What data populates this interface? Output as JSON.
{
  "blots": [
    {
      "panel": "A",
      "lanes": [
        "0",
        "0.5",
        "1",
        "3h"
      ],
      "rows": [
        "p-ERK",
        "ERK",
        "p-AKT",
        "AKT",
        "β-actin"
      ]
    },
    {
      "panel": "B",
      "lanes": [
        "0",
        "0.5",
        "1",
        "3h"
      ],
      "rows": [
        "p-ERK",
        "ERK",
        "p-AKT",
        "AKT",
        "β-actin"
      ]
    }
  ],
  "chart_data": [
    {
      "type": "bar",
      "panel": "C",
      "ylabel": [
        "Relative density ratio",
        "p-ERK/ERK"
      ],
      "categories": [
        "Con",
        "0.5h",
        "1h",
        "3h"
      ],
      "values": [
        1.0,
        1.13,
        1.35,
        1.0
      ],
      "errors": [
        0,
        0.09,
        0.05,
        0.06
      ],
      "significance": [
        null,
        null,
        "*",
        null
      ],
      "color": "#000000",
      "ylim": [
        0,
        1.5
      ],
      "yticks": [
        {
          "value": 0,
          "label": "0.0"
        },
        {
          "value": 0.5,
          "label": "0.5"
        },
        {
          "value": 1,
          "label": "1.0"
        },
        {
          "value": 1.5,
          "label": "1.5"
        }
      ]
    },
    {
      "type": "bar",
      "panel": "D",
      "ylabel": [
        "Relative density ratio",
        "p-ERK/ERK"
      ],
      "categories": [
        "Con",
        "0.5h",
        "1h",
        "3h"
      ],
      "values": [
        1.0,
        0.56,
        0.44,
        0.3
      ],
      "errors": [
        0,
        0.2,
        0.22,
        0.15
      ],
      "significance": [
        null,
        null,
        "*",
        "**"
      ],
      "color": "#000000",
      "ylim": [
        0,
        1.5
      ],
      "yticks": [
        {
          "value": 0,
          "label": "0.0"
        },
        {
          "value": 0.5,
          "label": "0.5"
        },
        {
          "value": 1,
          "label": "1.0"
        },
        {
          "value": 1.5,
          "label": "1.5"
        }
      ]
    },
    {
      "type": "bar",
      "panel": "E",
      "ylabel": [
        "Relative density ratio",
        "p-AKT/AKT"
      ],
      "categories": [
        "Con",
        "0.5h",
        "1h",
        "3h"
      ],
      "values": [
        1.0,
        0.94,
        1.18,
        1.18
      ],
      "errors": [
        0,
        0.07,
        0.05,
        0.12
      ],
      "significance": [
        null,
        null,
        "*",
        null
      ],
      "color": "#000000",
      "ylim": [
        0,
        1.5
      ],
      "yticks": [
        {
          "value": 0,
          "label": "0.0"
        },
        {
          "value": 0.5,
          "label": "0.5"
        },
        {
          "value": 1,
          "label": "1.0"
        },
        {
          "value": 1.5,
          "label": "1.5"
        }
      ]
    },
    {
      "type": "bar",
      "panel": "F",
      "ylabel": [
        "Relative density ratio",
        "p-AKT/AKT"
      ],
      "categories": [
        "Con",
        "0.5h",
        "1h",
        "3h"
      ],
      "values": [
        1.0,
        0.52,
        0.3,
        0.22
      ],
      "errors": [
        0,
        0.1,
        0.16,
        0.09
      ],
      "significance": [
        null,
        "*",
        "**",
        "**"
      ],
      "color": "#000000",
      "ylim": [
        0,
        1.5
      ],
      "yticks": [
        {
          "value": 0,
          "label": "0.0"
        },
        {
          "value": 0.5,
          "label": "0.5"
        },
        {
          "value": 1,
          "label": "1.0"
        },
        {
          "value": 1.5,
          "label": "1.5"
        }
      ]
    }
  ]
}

**GIVEN REQUEST**
Give back each line above precisely as it stands.

**FULL RESPONSE**
What data populates this interface? Output as JSON.
{
  "blots": [
    {
      "panel": "A",
      "lanes": [
        "0",
        "0.5",
        "1",
        "3h"
      ],
      "rows": [
        "p-ERK",
        "ERK",
        "p-AKT",
        "AKT",
        "β-actin"
      ]
    },
    {
      "panel": "B",
      "lanes": [
        "0",
        "0.5",
        "1",
        "3h"
      ],
      "rows": [
        "p-ERK",
        "ERK",
        "p-AKT",
        "AKT",
        "β-actin"
      ]
    }
  ],
  "chart_data": [
    {
      "type": "bar",
      "panel": "C",
      "ylabel": [
        "Relative density ratio",
        "p-ERK/ERK"
      ],
      "categories": [
        "Con",
        "0.5h",
        "1h",
        "3h"
      ],
      "values": [
        1.0,
        1.13,
        1.35,
        1.0
      ],
      "errors": [
        0,
        0.09,
        0.05,
        0.06
      ],
      "significance": [
        null,
        null,
        "*",
        null
      ],
      "color": "#000000",
      "ylim": [
        0,
        1.5
      ],
      "yticks": [
        {
          "value": 0,
          "label": "0.0"
        },
        {
          "value": 0.5,
          "label": "0.5"
        },
        {
          "value": 1,
          "label": "1.0"
        },
        {
          "value": 1.5,
          "label": "1.5"
        }
      ]
    },
    {
      "type": "bar",
      "panel": "D",
      "ylabel": [
        "Relative density ratio",
        "p-ERK/ERK"
      ],
      "categories": [
        "Con",
        "0.5h",
        "1h",
        "3h"
      ],
      "values": [
        1.0,
        0.56,
        0.44,
        0.3
      ],
      "errors": [
        0,
        0.2,
        0.22,
        0.15
      ],
      "significance": [
        null,
        null,
        "*",
        "**"
      ],
      "color": "#000000",
      "ylim": [
        0,
        1.5
      ],
      "yticks": [
        {
          "value": 0,
          "label": "0.0"
        },
        {
          "value": 0.5,
          "label": "0.5"
        },
        {
          "value": 1,
          "label": "1.0"
        },
        {
          "value": 1.5,
          "label": "1.5"
        }
      ]
    },
    {
      "type": "bar",
      "panel": "E",
      "ylabel": [
        "Relative density ratio",
        "p-AKT/AKT"
      ],
      "categories": [
        "Con",
        "0.5h",
        "1h",
        "3h"
      ],
      "values": [
        1.0,
        0.94,
        1.18,
        1.18
      ],
      "errors": [
        0,
        0.07,
        0.05,
        0.12
      ],
      "significance": [
        null,
        null,
        "*",
        null
      ],
      "color": "#000000",
      "ylim": [
        0,
        1.5
      ],
      "yticks": [
        {
          "value": 0,
          "label": "0.0"
        },
        {
          "value": 0.5,
          "label": "0.5"
        },
        {
          "value": 1,
          "label": "1.0"
        },
        {
          "value": 1.5,
          "label": "1.5"
        }
      ]
    },
    {
      "type": "bar",
      "panel": "F",
      "ylabel": [
        "Relative density ratio",
        "p-AKT/AKT"
      ],
      "categories": [
        "Con",
        "0.5h",
        "1h",
        "3h"
      ],
      "values": [
        1.0,
        0.52,
        0.3,
        0.22
      ],
      "errors": [
        0,
        0.1,
        0.16,
        0.09
      ],
      "significance": [
        null,
        "*",
        "**",
        "**"
      ],
      "color": "#000000",
      "ylim": [
        0,
        1.5
      ],
      "yticks": [
        {
          "value": 0,
          "label": "0.0"
        },
        {
          "value": 0.5,
          "label": "0.5"
        },
        {
          "value": 1,
          "label": "1.0"
        },
        {
          "value": 1.5,
          "label": "1.5"
        }
      ]
    }
  ]
}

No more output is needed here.